▶ [Problem requirements]
The records below are to be copied word for word, with every picture left out.

▶ [Supplied material]
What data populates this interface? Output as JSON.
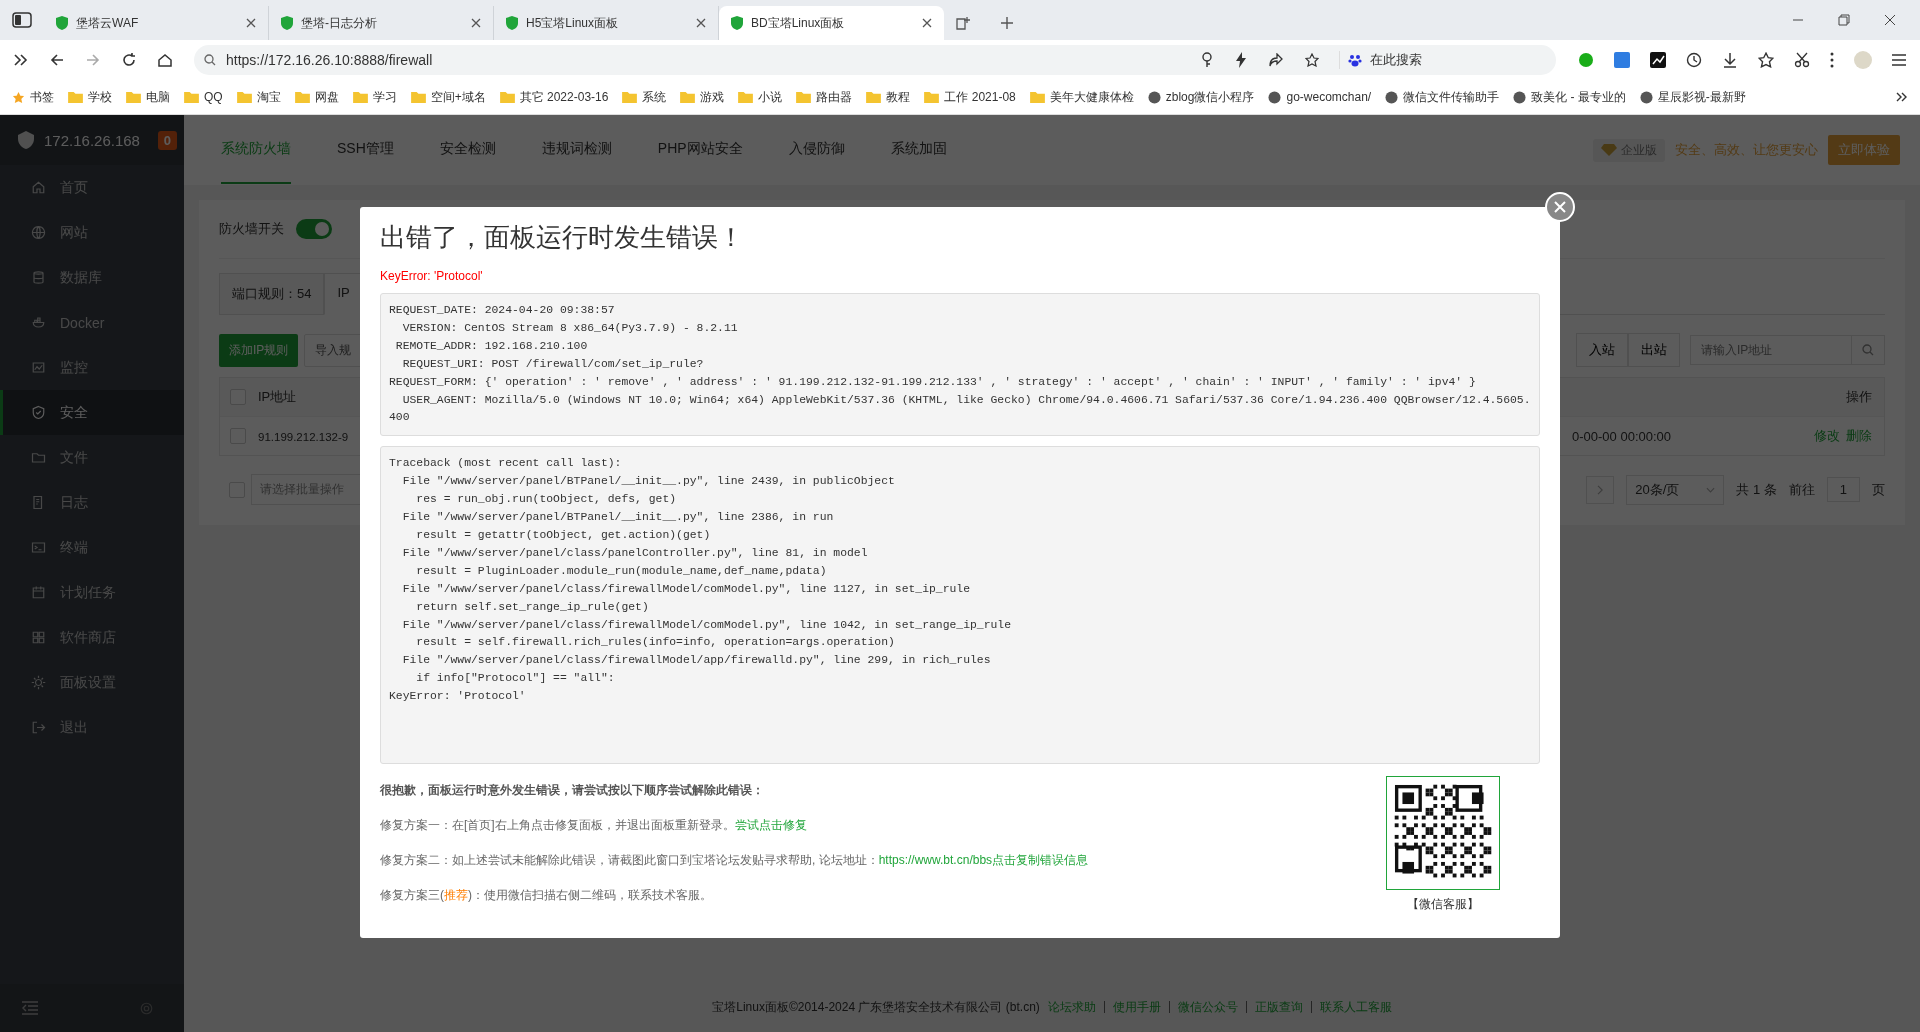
{
  "browser": {
    "tabs": [
      {
        "title": "堡塔云WAF",
        "selected": false
      },
      {
        "title": "堡塔-日志分析",
        "selected": false
      },
      {
        "title": "H5宝塔Linux面板",
        "selected": false
      },
      {
        "title": "BD宝塔Linux面板",
        "selected": true
      }
    ],
    "url": "https://172.16.26.10:8888/firewall",
    "search_placeholder": "在此搜索",
    "bookmarks": [
      {
        "label": "书签",
        "kind": "star"
      },
      {
        "label": "学校",
        "kind": "folder"
      },
      {
        "label": "电脑",
        "kind": "folder"
      },
      {
        "label": "QQ",
        "kind": "folder"
      },
      {
        "label": "淘宝",
        "kind": "folder"
      },
      {
        "label": "网盘",
        "kind": "folder"
      },
      {
        "label": "学习",
        "kind": "folder"
      },
      {
        "label": "空间+域名",
        "kind": "folder"
      },
      {
        "label": "其它 2022-03-16",
        "kind": "folder"
      },
      {
        "label": "系统",
        "kind": "folder"
      },
      {
        "label": "游戏",
        "kind": "folder"
      },
      {
        "label": "小说",
        "kind": "folder"
      },
      {
        "label": "路由器",
        "kind": "folder"
      },
      {
        "label": "教程",
        "kind": "folder"
      },
      {
        "label": "工作 2021-08",
        "kind": "folder"
      },
      {
        "label": "美年大健康体检",
        "kind": "folder"
      },
      {
        "label": "zblog微信小程序",
        "kind": "site"
      },
      {
        "label": "go-wecomchan/",
        "kind": "site"
      },
      {
        "label": "微信文件传输助手",
        "kind": "site"
      },
      {
        "label": "致美化 - 最专业的",
        "kind": "site"
      },
      {
        "label": "星辰影视-最新野",
        "kind": "site"
      }
    ]
  },
  "sidebar": {
    "host": "172.16.26.168",
    "badge": "0",
    "items": [
      {
        "label": "首页",
        "selected": false
      },
      {
        "label": "网站",
        "selected": false
      },
      {
        "label": "数据库",
        "selected": false
      },
      {
        "label": "Docker",
        "selected": false
      },
      {
        "label": "监控",
        "selected": false
      },
      {
        "label": "安全",
        "selected": true
      },
      {
        "label": "文件",
        "selected": false
      },
      {
        "label": "日志",
        "selected": false
      },
      {
        "label": "终端",
        "selected": false
      },
      {
        "label": "计划任务",
        "selected": false
      },
      {
        "label": "软件商店",
        "selected": false
      },
      {
        "label": "面板设置",
        "selected": false
      },
      {
        "label": "退出",
        "selected": false
      }
    ]
  },
  "top_tabs": [
    {
      "label": "系统防火墙",
      "selected": true
    },
    {
      "label": "SSH管理",
      "selected": false
    },
    {
      "label": "安全检测",
      "selected": false
    },
    {
      "label": "违规词检测",
      "selected": false
    },
    {
      "label": "PHP网站安全",
      "selected": false
    },
    {
      "label": "入侵防御",
      "selected": false
    },
    {
      "label": "系统加固",
      "selected": false
    }
  ],
  "promo": {
    "badge": "企业版",
    "text": "安全、高效、让您更安心",
    "button": "立即体验"
  },
  "firewall": {
    "switch_label": "防火墙开关",
    "on": true,
    "rule_tabs": [
      {
        "label": "端口规则：54",
        "selected": false
      },
      {
        "label": "IP",
        "selected": true
      }
    ],
    "buttons": [
      "添加IP规则",
      "导入规"
    ],
    "direction_tabs": [
      {
        "label": "入站",
        "selected": false
      },
      {
        "label": "出站",
        "selected": false
      }
    ],
    "search_placeholder": "请输入IP地址",
    "header_checked": false,
    "batch_checked": false,
    "table": {
      "columns": [
        "IP地址",
        "操作"
      ],
      "rows": [
        {
          "checked": false,
          "ip": "91.199.212.132-9",
          "time": "0-00-00 00:00:00",
          "actions": [
            "修改",
            "删除"
          ]
        }
      ]
    },
    "batch_placeholder": "请选择批量操作",
    "pagination": {
      "page_size": "20条/页",
      "total": "共 1 条",
      "goto": "前往",
      "page": "1",
      "unit": "页"
    }
  },
  "footer": {
    "text": "宝塔Linux面板©2014-2024 广东堡塔安全技术有限公司 (bt.cn)",
    "links": [
      "论坛求助",
      "使用手册",
      "微信公众号",
      "正版查询",
      "联系人工客服"
    ]
  },
  "dialog": {
    "title": "出错了，面板运行时发生错误！",
    "error": "KeyError: 'Protocol'",
    "request_lines": [
      "REQUEST_DATE: 2024-04-20 09:38:57",
      "  VERSION: CentOS Stream 8 x86_64(Py3.7.9) - 8.2.11",
      " REMOTE_ADDR: 192.168.210.100",
      "  REQUEST_URI: POST /firewall/com/set_ip_rule?",
      "REQUEST_FORM: {' operation' : ' remove' , ' address' : ' 91.199.212.132-91.199.212.133' , ' strategy' : ' accept' , ' chain' : ' INPUT' , ' family' : ' ipv4' }",
      "  USER_AGENT: Mozilla/5.0 (Windows NT 10.0; Win64; x64) AppleWebKit/537.36 (KHTML, like Gecko) Chrome/94.0.4606.71 Safari/537.36 Core/1.94.236.400 QQBrowser/12.4.5605.400"
    ],
    "traceback_lines": [
      "Traceback (most recent call last):",
      "  File \"/www/server/panel/BTPanel/__init__.py\", line 2439, in publicObject",
      "    res = run_obj.run(toObject, defs, get)",
      "  File \"/www/server/panel/BTPanel/__init__.py\", line 2386, in run",
      "    result = getattr(toObject, get.action)(get)",
      "  File \"/www/server/panel/class/panelController.py\", line 81, in model",
      "    result = PluginLoader.module_run(module_name,def_name,pdata)",
      "  File \"/www/server/panel/class/firewallModel/comModel.py\", line 1127, in set_ip_rule",
      "    return self.set_range_ip_rule(get)",
      "  File \"/www/server/panel/class/firewallModel/comModel.py\", line 1042, in set_range_ip_rule",
      "    result = self.firewall.rich_rules(info=info, operation=args.operation)",
      "  File \"/www/server/panel/class/firewallModel/app/firewalld.py\", line 299, in rich_rules",
      "    if info[\"Protocol\"] == \"all\":",
      "KeyError: 'Protocol'"
    ],
    "help_heading": "很抱歉，面板运行时意外发生错误，请尝试按以下顺序尝试解除此错误：",
    "fixes": [
      {
        "kind": "link",
        "text": "修复方案一：在[首页]右上角点击修复面板，并退出面板重新登录。",
        "link": "尝试点击修复"
      },
      {
        "kind": "link",
        "text": "修复方案二：如上述尝试未能解除此错误，请截图此窗口到宝塔论坛发贴寻求帮助, 论坛地址：",
        "link": "https://www.bt.cn/bbs点击复制错误信息"
      },
      {
        "kind": "highlight",
        "prefix": "修复方案三(",
        "highlight": "推荐",
        "suffix": ")：使用微信扫描右侧二维码，联系技术客服。"
      }
    ],
    "qr_caption": "【微信客服】"
  }
}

▶ [Response for this exercise]
What data populates this interface? Output as JSON.
{
  "browser": {
    "tabs": [
      {
        "title": "堡塔云WAF",
        "selected": false
      },
      {
        "title": "堡塔-日志分析",
        "selected": false
      },
      {
        "title": "H5宝塔Linux面板",
        "selected": false
      },
      {
        "title": "BD宝塔Linux面板",
        "selected": true
      }
    ],
    "url": "https://172.16.26.10:8888/firewall",
    "search_placeholder": "在此搜索",
    "bookmarks": [
      {
        "label": "书签",
        "kind": "star"
      },
      {
        "label": "学校",
        "kind": "folder"
      },
      {
        "label": "电脑",
        "kind": "folder"
      },
      {
        "label": "QQ",
        "kind": "folder"
      },
      {
        "label": "淘宝",
        "kind": "folder"
      },
      {
        "label": "网盘",
        "kind": "folder"
      },
      {
        "label": "学习",
        "kind": "folder"
      },
      {
        "label": "空间+域名",
        "kind": "folder"
      },
      {
        "label": "其它 2022-03-16",
        "kind": "folder"
      },
      {
        "label": "系统",
        "kind": "folder"
      },
      {
        "label": "游戏",
        "kind": "folder"
      },
      {
        "label": "小说",
        "kind": "folder"
      },
      {
        "label": "路由器",
        "kind": "folder"
      },
      {
        "label": "教程",
        "kind": "folder"
      },
      {
        "label": "工作 2021-08",
        "kind": "folder"
      },
      {
        "label": "美年大健康体检",
        "kind": "folder"
      },
      {
        "label": "zblog微信小程序",
        "kind": "site"
      },
      {
        "label": "go-wecomchan/",
        "kind": "site"
      },
      {
        "label": "微信文件传输助手",
        "kind": "site"
      },
      {
        "label": "致美化 - 最专业的",
        "kind": "site"
      },
      {
        "label": "星辰影视-最新野",
        "kind": "site"
      }
    ]
  },
  "sidebar": {
    "host": "172.16.26.168",
    "badge": "0",
    "items": [
      {
        "label": "首页",
        "selected": false
      },
      {
        "label": "网站",
        "selected": false
      },
      {
        "label": "数据库",
        "selected": false
      },
      {
        "label": "Docker",
        "selected": false
      },
      {
        "label": "监控",
        "selected": false
      },
      {
        "label": "安全",
        "selected": true
      },
      {
        "label": "文件",
        "selected": false
      },
      {
        "label": "日志",
        "selected": false
      },
      {
        "label": "终端",
        "selected": false
      },
      {
        "label": "计划任务",
        "selected": false
      },
      {
        "label": "软件商店",
        "selected": false
      },
      {
        "label": "面板设置",
        "selected": false
      },
      {
        "label": "退出",
        "selected": false
      }
    ]
  },
  "top_tabs": [
    {
      "label": "系统防火墙",
      "selected": true
    },
    {
      "label": "SSH管理",
      "selected": false
    },
    {
      "label": "安全检测",
      "selected": false
    },
    {
      "label": "违规词检测",
      "selected": false
    },
    {
      "label": "PHP网站安全",
      "selected": false
    },
    {
      "label": "入侵防御",
      "selected": false
    },
    {
      "label": "系统加固",
      "selected": false
    }
  ],
  "promo": {
    "badge": "企业版",
    "text": "安全、高效、让您更安心",
    "button": "立即体验"
  },
  "firewall": {
    "switch_label": "防火墙开关",
    "on": true,
    "rule_tabs": [
      {
        "label": "端口规则：54",
        "selected": false
      },
      {
        "label": "IP",
        "selected": true
      }
    ],
    "buttons": [
      "添加IP规则",
      "导入规"
    ],
    "direction_tabs": [
      {
        "label": "入站",
        "selected": false
      },
      {
        "label": "出站",
        "selected": false
      }
    ],
    "search_placeholder": "请输入IP地址",
    "header_checked": false,
    "batch_checked": false,
    "table": {
      "columns": [
        "IP地址",
        "操作"
      ],
      "rows": [
        {
          "checked": false,
          "ip": "91.199.212.132-9",
          "time": "0-00-00 00:00:00",
          "actions": [
            "修改",
            "删除"
          ]
        }
      ]
    },
    "batch_placeholder": "请选择批量操作",
    "pagination": {
      "page_size": "20条/页",
      "total": "共 1 条",
      "goto": "前往",
      "page": "1",
      "unit": "页"
    }
  },
  "footer": {
    "text": "宝塔Linux面板©2014-2024 广东堡塔安全技术有限公司 (bt.cn)",
    "links": [
      "论坛求助",
      "使用手册",
      "微信公众号",
      "正版查询",
      "联系人工客服"
    ]
  },
  "dialog": {
    "title": "出错了，面板运行时发生错误！",
    "error": "KeyError: 'Protocol'",
    "request_lines": [
      "REQUEST_DATE: 2024-04-20 09:38:57",
      "  VERSION: CentOS Stream 8 x86_64(Py3.7.9) - 8.2.11",
      " REMOTE_ADDR: 192.168.210.100",
      "  REQUEST_URI: POST /firewall/com/set_ip_rule?",
      "REQUEST_FORM: {' operation' : ' remove' , ' address' : ' 91.199.212.132-91.199.212.133' , ' strategy' : ' accept' , ' chain' : ' INPUT' , ' family' : ' ipv4' }",
      "  USER_AGENT: Mozilla/5.0 (Windows NT 10.0; Win64; x64) AppleWebKit/537.36 (KHTML, like Gecko) Chrome/94.0.4606.71 Safari/537.36 Core/1.94.236.400 QQBrowser/12.4.5605.400"
    ],
    "traceback_lines": [
      "Traceback (most recent call last):",
      "  File \"/www/server/panel/BTPanel/__init__.py\", line 2439, in publicObject",
      "    res = run_obj.run(toObject, defs, get)",
      "  File \"/www/server/panel/BTPanel/__init__.py\", line 2386, in run",
      "    result = getattr(toObject, get.action)(get)",
      "  File \"/www/server/panel/class/panelController.py\", line 81, in model",
      "    result = PluginLoader.module_run(module_name,def_name,pdata)",
      "  File \"/www/server/panel/class/firewallModel/comModel.py\", line 1127, in set_ip_rule",
      "    return self.set_range_ip_rule(get)",
      "  File \"/www/server/panel/class/firewallModel/comModel.py\", line 1042, in set_range_ip_rule",
      "    result = self.firewall.rich_rules(info=info, operation=args.operation)",
      "  File \"/www/server/panel/class/firewallModel/app/firewalld.py\", line 299, in rich_rules",
      "    if info[\"Protocol\"] == \"all\":",
      "KeyError: 'Protocol'"
    ],
    "help_heading": "很抱歉，面板运行时意外发生错误，请尝试按以下顺序尝试解除此错误：",
    "fixes": [
      {
        "kind": "link",
        "text": "修复方案一：在[首页]右上角点击修复面板，并退出面板重新登录。",
        "link": "尝试点击修复"
      },
      {
        "kind": "link",
        "text": "修复方案二：如上述尝试未能解除此错误，请截图此窗口到宝塔论坛发贴寻求帮助, 论坛地址：",
        "link": "https://www.bt.cn/bbs点击复制错误信息"
      },
      {
        "kind": "highlight",
        "prefix": "修复方案三(",
        "highlight": "推荐",
        "suffix": ")：使用微信扫描右侧二维码，联系技术客服。"
      }
    ],
    "qr_caption": "【微信客服】"
  }
}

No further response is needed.